Requirement: Copy out the data below verbatim.

Data:
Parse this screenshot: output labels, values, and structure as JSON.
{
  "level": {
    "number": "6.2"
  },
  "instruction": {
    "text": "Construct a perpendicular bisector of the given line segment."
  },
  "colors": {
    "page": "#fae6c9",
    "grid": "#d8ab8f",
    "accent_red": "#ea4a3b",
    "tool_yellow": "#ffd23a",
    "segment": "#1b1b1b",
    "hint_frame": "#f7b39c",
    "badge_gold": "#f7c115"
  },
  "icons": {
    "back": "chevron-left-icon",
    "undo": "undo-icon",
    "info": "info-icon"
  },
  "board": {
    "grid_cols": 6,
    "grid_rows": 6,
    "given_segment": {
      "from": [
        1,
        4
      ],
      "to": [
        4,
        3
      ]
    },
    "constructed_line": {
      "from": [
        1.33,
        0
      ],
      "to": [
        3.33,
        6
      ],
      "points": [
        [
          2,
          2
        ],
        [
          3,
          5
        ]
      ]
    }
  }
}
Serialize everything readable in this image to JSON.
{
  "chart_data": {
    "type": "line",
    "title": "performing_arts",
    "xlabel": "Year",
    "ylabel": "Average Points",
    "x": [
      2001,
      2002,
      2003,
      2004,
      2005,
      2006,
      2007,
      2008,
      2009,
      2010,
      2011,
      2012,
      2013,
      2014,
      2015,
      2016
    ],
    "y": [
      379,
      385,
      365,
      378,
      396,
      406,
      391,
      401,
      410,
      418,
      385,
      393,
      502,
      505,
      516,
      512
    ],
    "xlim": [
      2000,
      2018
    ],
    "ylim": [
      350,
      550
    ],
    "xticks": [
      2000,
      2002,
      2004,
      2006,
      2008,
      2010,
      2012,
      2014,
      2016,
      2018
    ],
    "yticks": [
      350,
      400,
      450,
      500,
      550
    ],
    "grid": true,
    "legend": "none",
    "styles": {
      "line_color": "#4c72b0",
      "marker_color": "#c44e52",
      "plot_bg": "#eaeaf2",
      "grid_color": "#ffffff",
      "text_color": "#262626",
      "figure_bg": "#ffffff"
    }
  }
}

Reply:
Parse this screenshot: output labels, values, and structure as JSON.
{
  "level": {
    "number": "6.2"
  },
  "instruction": {
    "text": "Construct a perpendicular bisector of the given line segment."
  },
  "colors": {
    "page": "#fae6c9",
    "grid": "#d8ab8f",
    "accent_red": "#ea4a3b",
    "tool_yellow": "#ffd23a",
    "segment": "#1b1b1b",
    "hint_frame": "#f7b39c",
    "badge_gold": "#f7c115"
  },
  "icons": {
    "back": "chevron-left-icon",
    "undo": "undo-icon",
    "info": "info-icon"
  },
  "board": {
    "grid_cols": 6,
    "grid_rows": 6,
    "given_segment": {
      "from": [
        1,
        4
      ],
      "to": [
        4,
        3
      ]
    },
    "constructed_line": {
      "from": [
        1.33,
        0
      ],
      "to": [
        3.33,
        6
      ],
      "points": [
        [
          2,
          2
        ],
        [
          3,
          5
        ]
      ]
    }
  }
}
Serialize everything readable in this image to JSON.
{
  "chart_data": {
    "type": "line",
    "title": "performing_arts",
    "xlabel": "Year",
    "ylabel": "Average Points",
    "x": [
      2001,
      2002,
      2003,
      2004,
      2005,
      2006,
      2007,
      2008,
      2009,
      2010,
      2011,
      2012,
      2013,
      2014,
      2015,
      2016
    ],
    "y": [
      379,
      385,
      365,
      378,
      396,
      406,
      391,
      401,
      410,
      418,
      385,
      393,
      502,
      505,
      516,
      512
    ],
    "xlim": [
      2000,
      2018
    ],
    "ylim": [
      350,
      550
    ],
    "xticks": [
      2000,
      2002,
      2004,
      2006,
      2008,
      2010,
      2012,
      2014,
      2016,
      2018
    ],
    "yticks": [
      350,
      400,
      450,
      500,
      550
    ],
    "grid": true,
    "legend": "none",
    "styles": {
      "line_color": "#4c72b0",
      "marker_color": "#c44e52",
      "plot_bg": "#eaeaf2",
      "grid_color": "#ffffff",
      "text_color": "#262626",
      "figure_bg": "#ffffff"
    }
  }
}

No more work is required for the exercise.